• Goal: Your task is to print the material below exactly as presented.

(Data extracted from a collection)

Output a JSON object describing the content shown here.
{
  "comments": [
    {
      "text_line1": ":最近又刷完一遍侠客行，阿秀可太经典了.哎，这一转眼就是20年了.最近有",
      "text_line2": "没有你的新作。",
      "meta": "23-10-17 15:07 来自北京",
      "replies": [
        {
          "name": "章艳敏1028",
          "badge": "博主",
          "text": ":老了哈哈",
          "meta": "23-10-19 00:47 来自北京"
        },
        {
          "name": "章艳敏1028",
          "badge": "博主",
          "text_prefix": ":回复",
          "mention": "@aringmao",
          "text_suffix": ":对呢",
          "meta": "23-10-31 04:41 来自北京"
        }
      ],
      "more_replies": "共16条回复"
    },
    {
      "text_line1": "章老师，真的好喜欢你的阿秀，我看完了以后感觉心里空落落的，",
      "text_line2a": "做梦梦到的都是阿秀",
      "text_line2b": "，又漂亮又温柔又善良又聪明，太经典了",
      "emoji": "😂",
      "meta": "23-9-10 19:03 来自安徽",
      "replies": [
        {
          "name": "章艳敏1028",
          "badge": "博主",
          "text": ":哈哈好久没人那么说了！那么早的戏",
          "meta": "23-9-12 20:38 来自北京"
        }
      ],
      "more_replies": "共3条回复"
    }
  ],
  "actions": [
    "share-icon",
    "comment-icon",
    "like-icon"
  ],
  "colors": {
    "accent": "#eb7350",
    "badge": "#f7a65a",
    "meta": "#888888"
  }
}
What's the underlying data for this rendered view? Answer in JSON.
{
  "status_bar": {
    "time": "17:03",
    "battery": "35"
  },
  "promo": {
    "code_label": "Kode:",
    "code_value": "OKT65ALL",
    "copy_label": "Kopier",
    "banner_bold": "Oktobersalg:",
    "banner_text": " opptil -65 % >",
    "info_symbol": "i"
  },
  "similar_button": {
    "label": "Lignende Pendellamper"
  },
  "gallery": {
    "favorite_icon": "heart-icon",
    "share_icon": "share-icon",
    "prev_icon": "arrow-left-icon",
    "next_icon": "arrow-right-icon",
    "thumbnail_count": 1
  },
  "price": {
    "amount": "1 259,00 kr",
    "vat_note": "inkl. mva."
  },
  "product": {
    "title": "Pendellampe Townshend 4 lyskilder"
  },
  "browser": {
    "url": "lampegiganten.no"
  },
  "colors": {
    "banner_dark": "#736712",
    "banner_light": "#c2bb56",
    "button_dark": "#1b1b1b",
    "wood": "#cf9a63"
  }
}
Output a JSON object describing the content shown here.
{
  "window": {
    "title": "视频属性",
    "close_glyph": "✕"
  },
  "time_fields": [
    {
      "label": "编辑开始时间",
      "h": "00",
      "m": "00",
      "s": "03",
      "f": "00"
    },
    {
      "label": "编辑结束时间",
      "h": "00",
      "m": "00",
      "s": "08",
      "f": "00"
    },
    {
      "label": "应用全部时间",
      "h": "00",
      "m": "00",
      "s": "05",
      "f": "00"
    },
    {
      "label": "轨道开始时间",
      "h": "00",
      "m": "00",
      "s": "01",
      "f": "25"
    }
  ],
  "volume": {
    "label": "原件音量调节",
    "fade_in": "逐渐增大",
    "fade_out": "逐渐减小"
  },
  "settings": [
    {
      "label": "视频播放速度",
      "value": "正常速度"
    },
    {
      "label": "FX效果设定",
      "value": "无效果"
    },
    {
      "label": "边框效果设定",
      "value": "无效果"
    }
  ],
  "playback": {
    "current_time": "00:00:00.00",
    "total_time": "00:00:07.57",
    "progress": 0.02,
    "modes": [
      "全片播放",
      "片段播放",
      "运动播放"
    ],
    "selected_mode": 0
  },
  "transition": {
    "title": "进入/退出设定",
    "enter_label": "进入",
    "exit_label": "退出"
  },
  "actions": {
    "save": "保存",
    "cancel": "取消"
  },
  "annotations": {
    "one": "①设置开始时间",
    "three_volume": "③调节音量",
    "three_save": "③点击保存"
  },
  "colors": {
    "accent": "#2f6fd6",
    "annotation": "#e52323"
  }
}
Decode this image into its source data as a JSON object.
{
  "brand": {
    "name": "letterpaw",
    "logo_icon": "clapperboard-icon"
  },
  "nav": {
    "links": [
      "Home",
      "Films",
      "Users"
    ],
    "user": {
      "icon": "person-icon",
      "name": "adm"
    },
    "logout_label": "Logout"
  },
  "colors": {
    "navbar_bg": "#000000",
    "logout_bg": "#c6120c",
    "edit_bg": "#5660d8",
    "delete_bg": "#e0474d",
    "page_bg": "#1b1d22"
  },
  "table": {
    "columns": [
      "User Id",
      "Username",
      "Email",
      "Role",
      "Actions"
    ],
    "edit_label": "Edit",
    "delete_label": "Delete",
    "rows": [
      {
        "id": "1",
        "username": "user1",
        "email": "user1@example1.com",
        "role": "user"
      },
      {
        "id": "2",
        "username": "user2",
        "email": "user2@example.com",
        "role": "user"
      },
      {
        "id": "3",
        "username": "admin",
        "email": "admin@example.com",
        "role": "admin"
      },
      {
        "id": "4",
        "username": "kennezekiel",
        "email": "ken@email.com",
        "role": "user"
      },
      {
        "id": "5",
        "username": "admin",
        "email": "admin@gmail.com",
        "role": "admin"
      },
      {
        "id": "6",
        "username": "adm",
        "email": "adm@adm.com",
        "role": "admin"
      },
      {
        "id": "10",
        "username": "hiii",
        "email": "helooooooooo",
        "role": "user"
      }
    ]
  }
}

• Task output:
Output a JSON object describing the content shown here.
{
  "comments": [
    {
      "text_line1": ":最近又刷完一遍侠客行，阿秀可太经典了.哎，这一转眼就是20年了.最近有",
      "text_line2": "没有你的新作。",
      "meta": "23-10-17 15:07 来自北京",
      "replies": [
        {
          "name": "章艳敏1028",
          "badge": "博主",
          "text": ":老了哈哈",
          "meta": "23-10-19 00:47 来自北京"
        },
        {
          "name": "章艳敏1028",
          "badge": "博主",
          "text_prefix": ":回复",
          "mention": "@aringmao",
          "text_suffix": ":对呢",
          "meta": "23-10-31 04:41 来自北京"
        }
      ],
      "more_replies": "共16条回复"
    },
    {
      "text_line1": "章老师，真的好喜欢你的阿秀，我看完了以后感觉心里空落落的，",
      "text_line2a": "做梦梦到的都是阿秀",
      "text_line2b": "，又漂亮又温柔又善良又聪明，太经典了",
      "emoji": "😂",
      "meta": "23-9-10 19:03 来自安徽",
      "replies": [
        {
          "name": "章艳敏1028",
          "badge": "博主",
          "text": ":哈哈好久没人那么说了！那么早的戏",
          "meta": "23-9-12 20:38 来自北京"
        }
      ],
      "more_replies": "共3条回复"
    }
  ],
  "actions": [
    "share-icon",
    "comment-icon",
    "like-icon"
  ],
  "colors": {
    "accent": "#eb7350",
    "badge": "#f7a65a",
    "meta": "#888888"
  }
}
What's the underlying data for this rendered view? Answer in JSON.
{
  "status_bar": {
    "time": "17:03",
    "battery": "35"
  },
  "promo": {
    "code_label": "Kode:",
    "code_value": "OKT65ALL",
    "copy_label": "Kopier",
    "banner_bold": "Oktobersalg:",
    "banner_text": " opptil -65 % >",
    "info_symbol": "i"
  },
  "similar_button": {
    "label": "Lignende Pendellamper"
  },
  "gallery": {
    "favorite_icon": "heart-icon",
    "share_icon": "share-icon",
    "prev_icon": "arrow-left-icon",
    "next_icon": "arrow-right-icon",
    "thumbnail_count": 1
  },
  "price": {
    "amount": "1 259,00 kr",
    "vat_note": "inkl. mva."
  },
  "product": {
    "title": "Pendellampe Townshend 4 lyskilder"
  },
  "browser": {
    "url": "lampegiganten.no"
  },
  "colors": {
    "banner_dark": "#736712",
    "banner_light": "#c2bb56",
    "button_dark": "#1b1b1b",
    "wood": "#cf9a63"
  }
}
Output a JSON object describing the content shown here.
{
  "window": {
    "title": "视频属性",
    "close_glyph": "✕"
  },
  "time_fields": [
    {
      "label": "编辑开始时间",
      "h": "00",
      "m": "00",
      "s": "03",
      "f": "00"
    },
    {
      "label": "编辑结束时间",
      "h": "00",
      "m": "00",
      "s": "08",
      "f": "00"
    },
    {
      "label": "应用全部时间",
      "h": "00",
      "m": "00",
      "s": "05",
      "f": "00"
    },
    {
      "label": "轨道开始时间",
      "h": "00",
      "m": "00",
      "s": "01",
      "f": "25"
    }
  ],
  "volume": {
    "label": "原件音量调节",
    "fade_in": "逐渐增大",
    "fade_out": "逐渐减小"
  },
  "settings": [
    {
      "label": "视频播放速度",
      "value": "正常速度"
    },
    {
      "label": "FX效果设定",
      "value": "无效果"
    },
    {
      "label": "边框效果设定",
      "value": "无效果"
    }
  ],
  "playback": {
    "current_time": "00:00:00.00",
    "total_time": "00:00:07.57",
    "progress": 0.02,
    "modes": [
      "全片播放",
      "片段播放",
      "运动播放"
    ],
    "selected_mode": 0
  },
  "transition": {
    "title": "进入/退出设定",
    "enter_label": "进入",
    "exit_label": "退出"
  },
  "actions": {
    "save": "保存",
    "cancel": "取消"
  },
  "annotations": {
    "one": "①设置开始时间",
    "three_volume": "③调节音量",
    "three_save": "③点击保存"
  },
  "colors": {
    "accent": "#2f6fd6",
    "annotation": "#e52323"
  }
}
Decode this image into its source data as a JSON object.
{
  "brand": {
    "name": "letterpaw",
    "logo_icon": "clapperboard-icon"
  },
  "nav": {
    "links": [
      "Home",
      "Films",
      "Users"
    ],
    "user": {
      "icon": "person-icon",
      "name": "adm"
    },
    "logout_label": "Logout"
  },
  "colors": {
    "navbar_bg": "#000000",
    "logout_bg": "#c6120c",
    "edit_bg": "#5660d8",
    "delete_bg": "#e0474d",
    "page_bg": "#1b1d22"
  },
  "table": {
    "columns": [
      "User Id",
      "Username",
      "Email",
      "Role",
      "Actions"
    ],
    "edit_label": "Edit",
    "delete_label": "Delete",
    "rows": [
      {
        "id": "1",
        "username": "user1",
        "email": "user1@example1.com",
        "role": "user"
      },
      {
        "id": "2",
        "username": "user2",
        "email": "user2@example.com",
        "role": "user"
      },
      {
        "id": "3",
        "username": "admin",
        "email": "admin@example.com",
        "role": "admin"
      },
      {
        "id": "4",
        "username": "kennezekiel",
        "email": "ken@email.com",
        "role": "user"
      },
      {
        "id": "5",
        "username": "admin",
        "email": "admin@gmail.com",
        "role": "admin"
      },
      {
        "id": "6",
        "username": "adm",
        "email": "adm@adm.com",
        "role": "admin"
      },
      {
        "id": "10",
        "username": "hiii",
        "email": "helooooooooo",
        "role": "user"
      }
    ]
  }
}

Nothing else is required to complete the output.